→ Work order 1: In the text below on the punishment part of a life sentence, condense the paragraph that begins "In Stewart v. H.M. Advocate" into a short list that keeps its main facts.
→ Work order 2: Carry on the text about the punishment part of a life sentence, beginning right after its final sentence.


[6]Section (2) of the Prisoners and Criminal Proceedings (Scotland) Act 1993, as amended by the 2001 Act, defines "the punishment part" of a life sentence as -

"Such part as the court considers appropriate to satisfy the requirements for retribution and deterrence (ignoring the period of confinement, if any, which may be necessary for the protection of the public), taking account -

(a)the seriousness of the offence, or of the offence combined with other offences of which the life prisoner is convicted on the same indictment as that offence;

(b)any previous conviction of the life prisoner; and

(c)where appropriate, the matters mentioned in paragraphs (a) and (b) of section 196(1) of the 1995 Act".

[7]In Stewart v. H.M. Advocate 6 September 2002, unreported, the court pointed out at para. 18 it was plain that there could be a wide variation in the seriousness of a murder case according to the circumstances in which it took place and the circumstances of the offender. It mentioned, as examples of factors which were relevant to aggravation, conduct suggesting an intention to kill, the use of prolonged or savage violence and the use of a lethal weapon. Other examples are where murder is committed for the purpose of gain or in an attempt to pervert the course of justice, or where the murderer has sought to evade detection by concealing or dismembering the body.

→ Dataset content:
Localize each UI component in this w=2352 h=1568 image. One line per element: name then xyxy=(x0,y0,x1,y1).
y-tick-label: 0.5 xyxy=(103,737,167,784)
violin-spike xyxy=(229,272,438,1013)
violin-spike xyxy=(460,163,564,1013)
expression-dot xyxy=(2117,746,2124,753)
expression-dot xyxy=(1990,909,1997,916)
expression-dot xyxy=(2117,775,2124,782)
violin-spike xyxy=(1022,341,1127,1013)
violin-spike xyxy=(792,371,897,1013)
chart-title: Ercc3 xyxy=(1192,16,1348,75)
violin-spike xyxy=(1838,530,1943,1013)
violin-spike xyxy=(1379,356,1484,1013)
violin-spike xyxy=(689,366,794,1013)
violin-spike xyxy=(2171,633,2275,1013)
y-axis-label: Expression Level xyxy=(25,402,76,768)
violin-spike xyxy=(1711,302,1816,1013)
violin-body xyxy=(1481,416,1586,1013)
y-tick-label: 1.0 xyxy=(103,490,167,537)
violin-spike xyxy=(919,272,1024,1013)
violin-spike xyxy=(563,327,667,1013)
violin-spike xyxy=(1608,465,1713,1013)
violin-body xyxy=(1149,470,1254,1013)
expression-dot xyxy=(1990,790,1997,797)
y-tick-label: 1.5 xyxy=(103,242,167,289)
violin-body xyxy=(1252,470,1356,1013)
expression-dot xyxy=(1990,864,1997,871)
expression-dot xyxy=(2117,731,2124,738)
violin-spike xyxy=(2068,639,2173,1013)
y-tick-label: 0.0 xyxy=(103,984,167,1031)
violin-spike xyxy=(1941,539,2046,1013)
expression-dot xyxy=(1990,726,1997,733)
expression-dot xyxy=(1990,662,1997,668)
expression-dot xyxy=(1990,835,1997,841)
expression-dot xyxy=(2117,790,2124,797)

→ Written reply 1:
- Stewart v. H.M. Advocate (6 September 2002, unreported), para. 18: the seriousness of a murder can vary widely with the circumstances of the crime and of the offender.
- Aggravating factors the court mentioned: conduct suggesting an intention to kill, prolonged or savage violence, and use of a lethal weapon.
- Other examples: murder for gain, murder in an attempt to pervert the course of justice, and concealing or dismembering the body to evade detection.

→ Written reply 2:
[8]In the absence of significant mitigation most cases of murder would, in our view, attract a punishment part of 12 years or more, depending on the presence of one or more aggravating features. In the individual case account has also to be taken of the seriousness of the offence combined with other offences of which the accused has been convicted on the same indictment, along with any previous convictions of the accused, in accordance with the terms of section 2(2) of the 1993 Act, as amended, to which we have referred. As the sentencing judge suggests in his report in the present case a number of murder cases might be of such gravity, for example where the victim was a child or a police officer acting in the execution of his duty, or where a firearm was used, that the punishment part should be fixed in the region of 20 years. However, there are cases - which may be relatively few in number - in which the punishment part would have to be substantially in excess of 20 years.

[9]We are in no doubt that in the present case the factors highlighted by the sentencing judge put it clearly into the latter category of case. We have taken into consideration that in the case of the murders committed by Robert Francis Mone and Howard Charles Wilson the punishment part was fixed at 25 years. However, these cases have not been the subject of consideration by the appeal court, and there is, as in many instances, difficulty in comparing the nature and gravity of one case with those of another.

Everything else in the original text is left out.